Repeat every line exactly, keeping the pictures out of the copy.

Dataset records

• • •

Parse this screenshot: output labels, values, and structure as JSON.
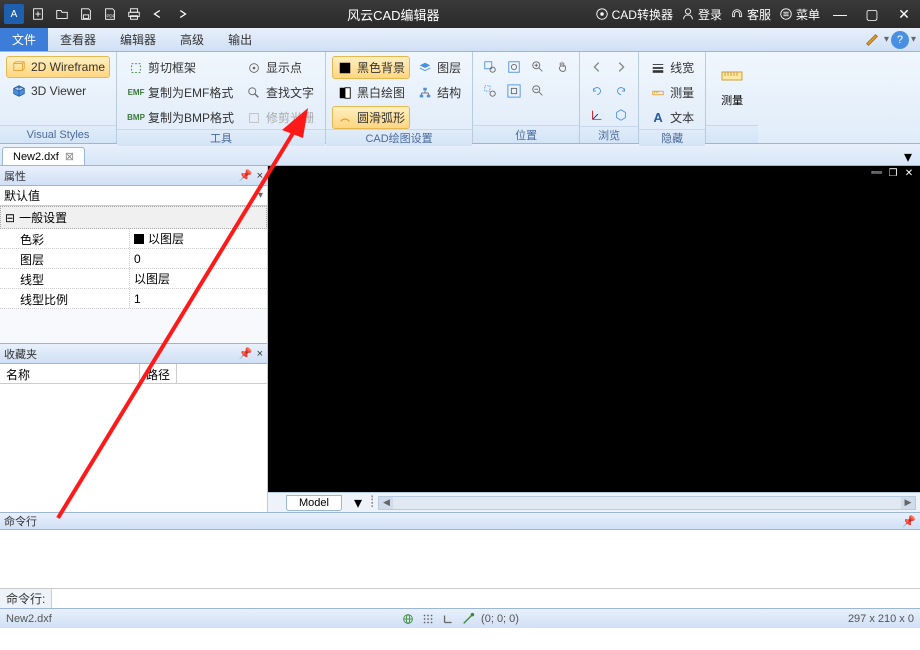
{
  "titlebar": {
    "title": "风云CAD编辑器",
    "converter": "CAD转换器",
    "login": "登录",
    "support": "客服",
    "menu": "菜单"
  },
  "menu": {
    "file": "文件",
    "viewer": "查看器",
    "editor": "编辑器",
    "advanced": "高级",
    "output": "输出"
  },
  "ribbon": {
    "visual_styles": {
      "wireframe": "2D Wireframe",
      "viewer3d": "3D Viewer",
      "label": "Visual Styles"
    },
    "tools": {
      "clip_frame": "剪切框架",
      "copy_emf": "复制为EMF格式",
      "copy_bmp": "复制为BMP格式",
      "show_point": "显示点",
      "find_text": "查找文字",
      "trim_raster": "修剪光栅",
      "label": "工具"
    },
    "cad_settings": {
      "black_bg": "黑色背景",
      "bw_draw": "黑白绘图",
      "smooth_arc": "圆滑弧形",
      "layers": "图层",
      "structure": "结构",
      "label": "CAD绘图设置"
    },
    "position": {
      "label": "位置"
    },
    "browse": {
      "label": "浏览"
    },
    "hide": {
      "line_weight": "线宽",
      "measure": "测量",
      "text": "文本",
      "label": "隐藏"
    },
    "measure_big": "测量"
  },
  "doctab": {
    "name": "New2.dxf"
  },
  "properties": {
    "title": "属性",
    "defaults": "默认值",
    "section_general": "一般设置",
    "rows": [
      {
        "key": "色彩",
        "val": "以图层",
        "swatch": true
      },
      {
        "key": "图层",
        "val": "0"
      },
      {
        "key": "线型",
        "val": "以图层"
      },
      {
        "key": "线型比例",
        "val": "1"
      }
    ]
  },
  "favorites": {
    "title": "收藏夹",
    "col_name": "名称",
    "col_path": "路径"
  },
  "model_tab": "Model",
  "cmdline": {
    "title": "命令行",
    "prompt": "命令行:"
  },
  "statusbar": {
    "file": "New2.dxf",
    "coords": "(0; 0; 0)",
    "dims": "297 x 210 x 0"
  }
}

• • •

▸ RESPONSE
Parse this screenshot: output labels, values, and structure as JSON.
{
  "titlebar": {
    "title": "风云CAD编辑器",
    "converter": "CAD转换器",
    "login": "登录",
    "support": "客服",
    "menu": "菜单"
  },
  "menu": {
    "file": "文件",
    "viewer": "查看器",
    "editor": "编辑器",
    "advanced": "高级",
    "output": "输出"
  },
  "ribbon": {
    "visual_styles": {
      "wireframe": "2D Wireframe",
      "viewer3d": "3D Viewer",
      "label": "Visual Styles"
    },
    "tools": {
      "clip_frame": "剪切框架",
      "copy_emf": "复制为EMF格式",
      "copy_bmp": "复制为BMP格式",
      "show_point": "显示点",
      "find_text": "查找文字",
      "trim_raster": "修剪光栅",
      "label": "工具"
    },
    "cad_settings": {
      "black_bg": "黑色背景",
      "bw_draw": "黑白绘图",
      "smooth_arc": "圆滑弧形",
      "layers": "图层",
      "structure": "结构",
      "label": "CAD绘图设置"
    },
    "position": {
      "label": "位置"
    },
    "browse": {
      "label": "浏览"
    },
    "hide": {
      "line_weight": "线宽",
      "measure": "测量",
      "text": "文本",
      "label": "隐藏"
    },
    "measure_big": "测量"
  },
  "doctab": {
    "name": "New2.dxf"
  },
  "properties": {
    "title": "属性",
    "defaults": "默认值",
    "section_general": "一般设置",
    "rows": [
      {
        "key": "色彩",
        "val": "以图层",
        "swatch": true
      },
      {
        "key": "图层",
        "val": "0"
      },
      {
        "key": "线型",
        "val": "以图层"
      },
      {
        "key": "线型比例",
        "val": "1"
      }
    ]
  },
  "favorites": {
    "title": "收藏夹",
    "col_name": "名称",
    "col_path": "路径"
  },
  "model_tab": "Model",
  "cmdline": {
    "title": "命令行",
    "prompt": "命令行:"
  },
  "statusbar": {
    "file": "New2.dxf",
    "coords": "(0; 0; 0)",
    "dims": "297 x 210 x 0"
  }
}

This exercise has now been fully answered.